### Problems and tasks
1. According to the message about Skype and PulseAudio, which two PulseAudio tools does Ubuntu leave out by default?
2. List every program or software package named in the message about Skype and PulseAudio, not counting operating systems.
3. Carry on the message about Skype and PulseAudio from the point where it stops.

[Extract to read Boundary: Start]

I'm not an Audacity dev, but we did have an agreement to try Skype, and
I have attempted to do so a few times but you are still shown in my
contacts as "awaiting authorisation". I have sent a Skype request for
authorisation but it still shows the same.
I am not usually a Skype user, but I have tested it with the test call
and that works fine. When I connect a decent microphone and headphones
the sound quality is pretty good, though I don't know how good one
should expect from an internet call.
Yes, I use PulseAudio and it works very well for me.
I think that the main reason that so many Ubuntu users have problems
with PulseAudio is because Ubuntu does not include the PulseAudio Device
Chooser (padevchooser) or the PulseAudio Volume Control by default.
The PulseAudio website states:
"Distributors: if you ship PulseAudio, please make sure to follow these
instruction as much as possible, to provide optimal PulseAudio
experience to your users! Thank you!"
It then goes on to list both of these packages as 2 of the tools to give
users a good experience with Pulse. I've no idea why Ubuntu disregarded
this advice, but to my mind it was a big mistake.
> Some explanations - Skype for Linux
Again the recommendation to use padevchooser.

[Extract to read Boundary: End]
[Given records Boundary: Start]

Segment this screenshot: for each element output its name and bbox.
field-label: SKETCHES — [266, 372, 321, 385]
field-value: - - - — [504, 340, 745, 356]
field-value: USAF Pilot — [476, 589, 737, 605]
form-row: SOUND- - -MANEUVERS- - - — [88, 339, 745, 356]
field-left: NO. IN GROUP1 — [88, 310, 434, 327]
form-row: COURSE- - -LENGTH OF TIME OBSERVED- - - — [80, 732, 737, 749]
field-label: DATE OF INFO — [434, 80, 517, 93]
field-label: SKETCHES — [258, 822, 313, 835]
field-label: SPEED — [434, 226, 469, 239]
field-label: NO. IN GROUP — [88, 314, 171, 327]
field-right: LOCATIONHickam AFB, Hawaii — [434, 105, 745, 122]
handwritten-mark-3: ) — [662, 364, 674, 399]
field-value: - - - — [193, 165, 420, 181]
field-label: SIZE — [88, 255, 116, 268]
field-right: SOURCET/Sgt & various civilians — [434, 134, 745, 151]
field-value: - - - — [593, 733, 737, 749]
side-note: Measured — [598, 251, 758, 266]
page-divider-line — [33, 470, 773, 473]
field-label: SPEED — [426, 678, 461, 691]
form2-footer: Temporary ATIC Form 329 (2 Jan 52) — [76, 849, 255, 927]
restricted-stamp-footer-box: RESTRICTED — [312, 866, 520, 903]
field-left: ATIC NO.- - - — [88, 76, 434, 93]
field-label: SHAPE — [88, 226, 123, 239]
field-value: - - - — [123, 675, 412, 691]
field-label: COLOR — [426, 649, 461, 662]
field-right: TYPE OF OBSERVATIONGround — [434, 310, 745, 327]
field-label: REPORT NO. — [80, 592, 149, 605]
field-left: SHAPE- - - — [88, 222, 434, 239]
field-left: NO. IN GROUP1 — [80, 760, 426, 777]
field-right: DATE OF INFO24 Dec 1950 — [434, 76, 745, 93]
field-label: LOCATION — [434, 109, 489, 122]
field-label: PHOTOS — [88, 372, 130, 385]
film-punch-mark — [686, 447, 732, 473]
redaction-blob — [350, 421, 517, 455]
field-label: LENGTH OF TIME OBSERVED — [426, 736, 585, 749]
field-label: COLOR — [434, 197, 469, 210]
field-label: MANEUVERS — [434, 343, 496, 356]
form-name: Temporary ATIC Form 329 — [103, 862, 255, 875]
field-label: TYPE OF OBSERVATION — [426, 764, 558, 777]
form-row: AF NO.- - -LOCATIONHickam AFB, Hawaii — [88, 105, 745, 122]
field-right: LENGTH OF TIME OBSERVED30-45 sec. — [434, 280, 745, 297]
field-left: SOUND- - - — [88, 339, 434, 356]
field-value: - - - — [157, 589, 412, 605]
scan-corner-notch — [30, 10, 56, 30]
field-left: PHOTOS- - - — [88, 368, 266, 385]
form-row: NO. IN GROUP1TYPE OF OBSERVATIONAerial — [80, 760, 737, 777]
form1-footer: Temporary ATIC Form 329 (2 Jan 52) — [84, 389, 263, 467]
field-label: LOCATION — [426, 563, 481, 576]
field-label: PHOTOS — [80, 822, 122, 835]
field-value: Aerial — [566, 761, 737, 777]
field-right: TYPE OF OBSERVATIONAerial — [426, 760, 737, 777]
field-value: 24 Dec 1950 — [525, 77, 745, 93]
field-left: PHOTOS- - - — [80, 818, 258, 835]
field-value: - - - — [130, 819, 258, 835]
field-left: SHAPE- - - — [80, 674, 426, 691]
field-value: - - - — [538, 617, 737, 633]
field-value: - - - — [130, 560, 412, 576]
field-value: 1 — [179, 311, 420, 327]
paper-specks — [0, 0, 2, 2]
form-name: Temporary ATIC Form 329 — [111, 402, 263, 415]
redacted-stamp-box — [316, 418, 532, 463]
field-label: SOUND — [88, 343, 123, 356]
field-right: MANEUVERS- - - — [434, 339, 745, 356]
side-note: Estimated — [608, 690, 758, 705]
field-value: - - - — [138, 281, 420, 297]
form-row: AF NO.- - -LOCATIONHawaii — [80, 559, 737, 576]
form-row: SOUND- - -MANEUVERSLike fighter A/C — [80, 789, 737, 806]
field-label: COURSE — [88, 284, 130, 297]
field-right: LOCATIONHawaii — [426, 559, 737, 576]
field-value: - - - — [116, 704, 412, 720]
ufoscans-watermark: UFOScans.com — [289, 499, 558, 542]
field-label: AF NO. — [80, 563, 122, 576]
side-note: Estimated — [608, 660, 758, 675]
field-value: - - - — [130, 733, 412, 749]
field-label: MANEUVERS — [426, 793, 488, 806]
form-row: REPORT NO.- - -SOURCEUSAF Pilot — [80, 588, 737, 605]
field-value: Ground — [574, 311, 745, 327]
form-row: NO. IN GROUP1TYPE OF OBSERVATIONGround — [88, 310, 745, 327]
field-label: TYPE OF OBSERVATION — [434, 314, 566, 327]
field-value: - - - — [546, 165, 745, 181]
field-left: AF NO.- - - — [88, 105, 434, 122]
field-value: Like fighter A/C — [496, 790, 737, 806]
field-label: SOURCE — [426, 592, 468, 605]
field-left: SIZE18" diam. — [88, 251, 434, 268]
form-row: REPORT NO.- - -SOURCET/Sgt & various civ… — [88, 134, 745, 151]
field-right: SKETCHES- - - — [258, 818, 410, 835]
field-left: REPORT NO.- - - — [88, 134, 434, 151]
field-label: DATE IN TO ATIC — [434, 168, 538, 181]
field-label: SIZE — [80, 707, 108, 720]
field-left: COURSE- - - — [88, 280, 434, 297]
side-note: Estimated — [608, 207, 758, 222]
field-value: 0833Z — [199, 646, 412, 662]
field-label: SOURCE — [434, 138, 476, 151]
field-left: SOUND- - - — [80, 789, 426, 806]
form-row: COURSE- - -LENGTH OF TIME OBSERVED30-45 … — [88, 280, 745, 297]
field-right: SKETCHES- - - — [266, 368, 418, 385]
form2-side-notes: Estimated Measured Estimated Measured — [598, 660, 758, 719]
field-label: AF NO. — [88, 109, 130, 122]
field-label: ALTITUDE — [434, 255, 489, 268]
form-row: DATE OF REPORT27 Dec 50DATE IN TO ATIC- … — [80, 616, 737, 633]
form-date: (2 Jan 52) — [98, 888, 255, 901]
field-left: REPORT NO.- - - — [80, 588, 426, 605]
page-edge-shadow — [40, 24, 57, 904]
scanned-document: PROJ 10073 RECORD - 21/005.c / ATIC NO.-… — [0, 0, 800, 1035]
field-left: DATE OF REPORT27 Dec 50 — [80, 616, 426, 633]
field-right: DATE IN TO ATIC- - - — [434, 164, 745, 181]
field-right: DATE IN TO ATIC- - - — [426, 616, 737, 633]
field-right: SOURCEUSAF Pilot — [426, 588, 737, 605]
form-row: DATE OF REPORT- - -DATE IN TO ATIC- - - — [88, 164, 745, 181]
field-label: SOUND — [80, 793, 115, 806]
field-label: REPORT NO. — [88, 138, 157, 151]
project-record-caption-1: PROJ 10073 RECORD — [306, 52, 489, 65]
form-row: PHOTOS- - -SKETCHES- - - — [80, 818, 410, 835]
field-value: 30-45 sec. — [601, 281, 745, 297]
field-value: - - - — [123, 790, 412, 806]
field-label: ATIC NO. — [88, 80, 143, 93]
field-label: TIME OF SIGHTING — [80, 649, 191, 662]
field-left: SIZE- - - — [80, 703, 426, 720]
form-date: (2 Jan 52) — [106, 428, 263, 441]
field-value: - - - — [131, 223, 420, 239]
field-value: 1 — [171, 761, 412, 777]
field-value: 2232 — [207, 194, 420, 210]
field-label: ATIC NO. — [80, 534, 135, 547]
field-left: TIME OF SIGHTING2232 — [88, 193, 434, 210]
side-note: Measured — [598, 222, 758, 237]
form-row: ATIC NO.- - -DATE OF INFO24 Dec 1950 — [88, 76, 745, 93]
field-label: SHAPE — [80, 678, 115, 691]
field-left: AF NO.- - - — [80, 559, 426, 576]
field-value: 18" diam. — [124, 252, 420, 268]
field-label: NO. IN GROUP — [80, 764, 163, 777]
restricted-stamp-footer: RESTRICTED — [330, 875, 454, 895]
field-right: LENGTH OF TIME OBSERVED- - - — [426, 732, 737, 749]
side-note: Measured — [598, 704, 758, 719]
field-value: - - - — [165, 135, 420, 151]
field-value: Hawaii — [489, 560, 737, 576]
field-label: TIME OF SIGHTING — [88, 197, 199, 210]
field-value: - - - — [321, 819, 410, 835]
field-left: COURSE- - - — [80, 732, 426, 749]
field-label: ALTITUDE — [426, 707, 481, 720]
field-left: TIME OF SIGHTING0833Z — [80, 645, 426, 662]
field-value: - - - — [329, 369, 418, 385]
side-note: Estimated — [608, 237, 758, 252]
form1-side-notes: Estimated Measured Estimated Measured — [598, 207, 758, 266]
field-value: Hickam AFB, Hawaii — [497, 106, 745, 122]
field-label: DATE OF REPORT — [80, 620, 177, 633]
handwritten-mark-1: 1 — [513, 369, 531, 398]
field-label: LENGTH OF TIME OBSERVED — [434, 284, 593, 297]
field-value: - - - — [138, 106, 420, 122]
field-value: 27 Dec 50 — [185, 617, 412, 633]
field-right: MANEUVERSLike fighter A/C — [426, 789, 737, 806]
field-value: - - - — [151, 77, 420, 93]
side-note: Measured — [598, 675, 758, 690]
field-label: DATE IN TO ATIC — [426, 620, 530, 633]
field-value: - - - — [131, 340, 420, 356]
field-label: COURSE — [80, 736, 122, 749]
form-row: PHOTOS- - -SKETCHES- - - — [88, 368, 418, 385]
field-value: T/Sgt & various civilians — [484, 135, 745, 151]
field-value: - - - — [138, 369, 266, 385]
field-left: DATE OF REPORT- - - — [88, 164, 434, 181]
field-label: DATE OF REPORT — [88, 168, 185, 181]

[Given records Boundary: End]

### Answer set
1. The PulseAudio Device Chooser (padevchooser) and the PulseAudio Volume Control.

2.
- Audacity
- Skype
- PulseAudio
- PulseAudio Device Chooser (padevchooser)
- PulseAudio Volume Control

3.
> Bug #362203 in pulseaudio (Ubuntu): “Skype high CPU use on 9.04 ...
> Yes, using pulseaudio with skype in 9.04 gives a leak of memory, but
> fortunately it is possible to avoid using pulseaudio with skype. ...
> Bug #362203:
> Skype high CPU use on 9.04 using pulse (and audio recording/sending delay >5sec)
It appears that bug is now closed.
I am currently building a new Linux box to see if I can get OSS4 to run
alongside Jackd. As a musician, Jackd is essential for my work and
unless I can get Jackd and OSS4 to play nicely together, OSS4 is a
I'm particularly interested to see if there is any truth in the claims
that OSS4 gives better sound quality than ALSA. I have seen a great deal
of anecdotal evidence for this, but I'm rather surprised to not be able
to find any test measurements to support this.